*Goal:*
Copy the data below exactly.

*Data rows:*

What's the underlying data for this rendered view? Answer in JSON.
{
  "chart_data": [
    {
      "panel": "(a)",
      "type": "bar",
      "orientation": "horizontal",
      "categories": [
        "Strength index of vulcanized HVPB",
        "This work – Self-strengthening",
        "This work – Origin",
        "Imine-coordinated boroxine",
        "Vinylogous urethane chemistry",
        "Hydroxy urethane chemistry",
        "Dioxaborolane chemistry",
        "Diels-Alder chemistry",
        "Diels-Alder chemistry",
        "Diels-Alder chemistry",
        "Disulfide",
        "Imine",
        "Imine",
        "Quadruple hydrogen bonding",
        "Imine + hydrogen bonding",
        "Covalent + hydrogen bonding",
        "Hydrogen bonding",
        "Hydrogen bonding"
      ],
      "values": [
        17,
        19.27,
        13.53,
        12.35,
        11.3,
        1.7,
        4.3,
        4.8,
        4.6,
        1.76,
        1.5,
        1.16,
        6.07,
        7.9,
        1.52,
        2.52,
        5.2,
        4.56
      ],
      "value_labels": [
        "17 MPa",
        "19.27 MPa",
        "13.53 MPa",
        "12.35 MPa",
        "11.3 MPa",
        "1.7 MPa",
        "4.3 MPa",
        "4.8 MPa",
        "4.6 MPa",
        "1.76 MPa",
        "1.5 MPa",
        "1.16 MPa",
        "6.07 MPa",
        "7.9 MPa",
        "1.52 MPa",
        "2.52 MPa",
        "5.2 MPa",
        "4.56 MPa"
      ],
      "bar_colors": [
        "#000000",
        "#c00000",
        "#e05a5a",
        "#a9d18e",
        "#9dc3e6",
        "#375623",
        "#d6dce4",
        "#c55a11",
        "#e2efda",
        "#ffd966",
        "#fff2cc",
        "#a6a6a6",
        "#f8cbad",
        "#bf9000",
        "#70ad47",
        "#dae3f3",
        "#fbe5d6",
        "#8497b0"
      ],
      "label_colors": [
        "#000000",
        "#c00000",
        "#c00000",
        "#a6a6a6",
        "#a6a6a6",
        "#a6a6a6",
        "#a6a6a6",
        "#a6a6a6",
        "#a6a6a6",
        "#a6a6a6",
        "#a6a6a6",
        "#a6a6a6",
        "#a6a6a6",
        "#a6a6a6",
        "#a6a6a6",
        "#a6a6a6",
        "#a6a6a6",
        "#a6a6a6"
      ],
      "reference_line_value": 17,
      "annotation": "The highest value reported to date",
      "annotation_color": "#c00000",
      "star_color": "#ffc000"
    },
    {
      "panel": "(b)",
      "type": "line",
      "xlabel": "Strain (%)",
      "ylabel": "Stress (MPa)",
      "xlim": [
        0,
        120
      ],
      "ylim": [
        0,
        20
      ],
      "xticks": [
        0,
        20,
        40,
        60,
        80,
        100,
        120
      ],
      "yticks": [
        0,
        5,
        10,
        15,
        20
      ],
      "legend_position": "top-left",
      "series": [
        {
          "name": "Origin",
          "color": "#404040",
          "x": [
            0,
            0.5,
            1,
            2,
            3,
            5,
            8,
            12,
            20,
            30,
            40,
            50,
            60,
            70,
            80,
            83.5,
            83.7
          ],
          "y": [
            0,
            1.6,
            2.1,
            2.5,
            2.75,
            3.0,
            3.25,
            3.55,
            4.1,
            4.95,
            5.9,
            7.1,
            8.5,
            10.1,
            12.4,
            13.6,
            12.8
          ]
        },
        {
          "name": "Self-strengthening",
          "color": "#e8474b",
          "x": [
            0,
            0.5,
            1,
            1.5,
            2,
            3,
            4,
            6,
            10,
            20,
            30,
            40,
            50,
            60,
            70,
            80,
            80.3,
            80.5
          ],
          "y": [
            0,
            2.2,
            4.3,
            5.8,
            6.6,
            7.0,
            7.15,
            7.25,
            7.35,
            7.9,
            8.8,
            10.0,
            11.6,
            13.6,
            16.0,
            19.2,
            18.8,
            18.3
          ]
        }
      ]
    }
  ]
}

*Answer to the task:*
What's the underlying data for this rendered view? Answer in JSON.
{
  "chart_data": [
    {
      "panel": "(a)",
      "type": "bar",
      "orientation": "horizontal",
      "categories": [
        "Strength index of vulcanized HVPB",
        "This work – Self-strengthening",
        "This work – Origin",
        "Imine-coordinated boroxine",
        "Vinylogous urethane chemistry",
        "Hydroxy urethane chemistry",
        "Dioxaborolane chemistry",
        "Diels-Alder chemistry",
        "Diels-Alder chemistry",
        "Diels-Alder chemistry",
        "Disulfide",
        "Imine",
        "Imine",
        "Quadruple hydrogen bonding",
        "Imine + hydrogen bonding",
        "Covalent + hydrogen bonding",
        "Hydrogen bonding",
        "Hydrogen bonding"
      ],
      "values": [
        17,
        19.27,
        13.53,
        12.35,
        11.3,
        1.7,
        4.3,
        4.8,
        4.6,
        1.76,
        1.5,
        1.16,
        6.07,
        7.9,
        1.52,
        2.52,
        5.2,
        4.56
      ],
      "value_labels": [
        "17 MPa",
        "19.27 MPa",
        "13.53 MPa",
        "12.35 MPa",
        "11.3 MPa",
        "1.7 MPa",
        "4.3 MPa",
        "4.8 MPa",
        "4.6 MPa",
        "1.76 MPa",
        "1.5 MPa",
        "1.16 MPa",
        "6.07 MPa",
        "7.9 MPa",
        "1.52 MPa",
        "2.52 MPa",
        "5.2 MPa",
        "4.56 MPa"
      ],
      "bar_colors": [
        "#000000",
        "#c00000",
        "#e05a5a",
        "#a9d18e",
        "#9dc3e6",
        "#375623",
        "#d6dce4",
        "#c55a11",
        "#e2efda",
        "#ffd966",
        "#fff2cc",
        "#a6a6a6",
        "#f8cbad",
        "#bf9000",
        "#70ad47",
        "#dae3f3",
        "#fbe5d6",
        "#8497b0"
      ],
      "label_colors": [
        "#000000",
        "#c00000",
        "#c00000",
        "#a6a6a6",
        "#a6a6a6",
        "#a6a6a6",
        "#a6a6a6",
        "#a6a6a6",
        "#a6a6a6",
        "#a6a6a6",
        "#a6a6a6",
        "#a6a6a6",
        "#a6a6a6",
        "#a6a6a6",
        "#a6a6a6",
        "#a6a6a6",
        "#a6a6a6",
        "#a6a6a6"
      ],
      "reference_line_value": 17,
      "annotation": "The highest value reported to date",
      "annotation_color": "#c00000",
      "star_color": "#ffc000"
    },
    {
      "panel": "(b)",
      "type": "line",
      "xlabel": "Strain (%)",
      "ylabel": "Stress (MPa)",
      "xlim": [
        0,
        120
      ],
      "ylim": [
        0,
        20
      ],
      "xticks": [
        0,
        20,
        40,
        60,
        80,
        100,
        120
      ],
      "yticks": [
        0,
        5,
        10,
        15,
        20
      ],
      "legend_position": "top-left",
      "series": [
        {
          "name": "Origin",
          "color": "#404040",
          "x": [
            0,
            0.5,
            1,
            2,
            3,
            5,
            8,
            12,
            20,
            30,
            40,
            50,
            60,
            70,
            80,
            83.5,
            83.7
          ],
          "y": [
            0,
            1.6,
            2.1,
            2.5,
            2.75,
            3.0,
            3.25,
            3.55,
            4.1,
            4.95,
            5.9,
            7.1,
            8.5,
            10.1,
            12.4,
            13.6,
            12.8
          ]
        },
        {
          "name": "Self-strengthening",
          "color": "#e8474b",
          "x": [
            0,
            0.5,
            1,
            1.5,
            2,
            3,
            4,
            6,
            10,
            20,
            30,
            40,
            50,
            60,
            70,
            80,
            80.3,
            80.5
          ],
          "y": [
            0,
            2.2,
            4.3,
            5.8,
            6.6,
            7.0,
            7.15,
            7.25,
            7.35,
            7.9,
            8.8,
            10.0,
            11.6,
            13.6,
            16.0,
            19.2,
            18.8,
            18.3
          ]
        }
      ]
    }
  ]
}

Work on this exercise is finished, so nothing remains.